## STATED GOAL
Using the interview on chemical inventory, answer:
1. What does a technician do in the campus buildings on a regular schedule?
2. What problems can arise whenever two systems communicate with one another?
3. What does much of the chemical safety information online pertain to?

## DOCUMENT TEXT
We’ve got an urban campus, and that means we have tall buildings with labs on, say, a 13th floor. We really have to be careful about monitoring what's stored there, and it's very easy for people to forget to scan chemicals out once they remove them from their inventory or put them in when they receive them. So, on a regular schedule, we have a technician go to those buildings and physically rescan the inventory, and then do a reconciliation process in the software. 

Not only are we able to clean up the inventory, but we can also look for places where we can educate them on how to better manage the inventories. We can tell them, ‘This number of chemicals weren't barcoded.’ Or, ‘These were never scanned out, and here's instructions for how to do that.’ That's really time intensive, but pretty important. 

We can also electronically monitor for things like people forgetting to enter the barcodes, or forgetting to put a location, or odd container sizes. We can say, ‘Hmm, if you have that many kilograms of that substance, that's a problem. Are you sure you didn't put that in wrong?’ 

Currano 

Even if the inventory system was thoroughly automated, it wouldn't be perfect. Whenever two systems communicate with one another, you can have problems with information being transferred to the wrong fields of a record or being parsed oddly by the receiving system. Unless we were able to get all companies everywhere to agree with all other companies everywhere on how things should be input, I don't think it would ever be perfect in this world. 

This really gets at my next question! What other challenges have you run into while creating and maintaining this inventory? 

Brown 

An inherent challenge is that much of the chemical safety information online pertains to pure chemical substances, and that isn't always what the chemists or researchers are working with. They're trying to enter the name of a product: mixtures, solutions, different salt forms. And trying to associate that with a specific chemical with known hazards is a sticky problem.

## DATA
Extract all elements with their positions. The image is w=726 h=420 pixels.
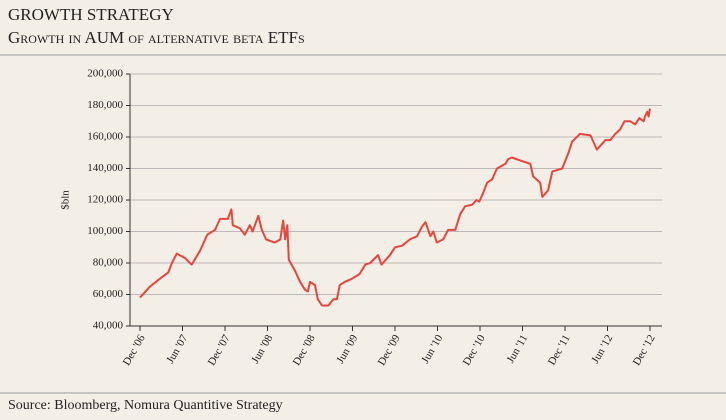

## EXERCISE OUTPUT
1. The technician physically rescans the inventory and then does a reconciliation process in the software.
2. Information can be transferred to the wrong fields of a record or be parsed oddly by the receiving system.
3. Pure chemical substances.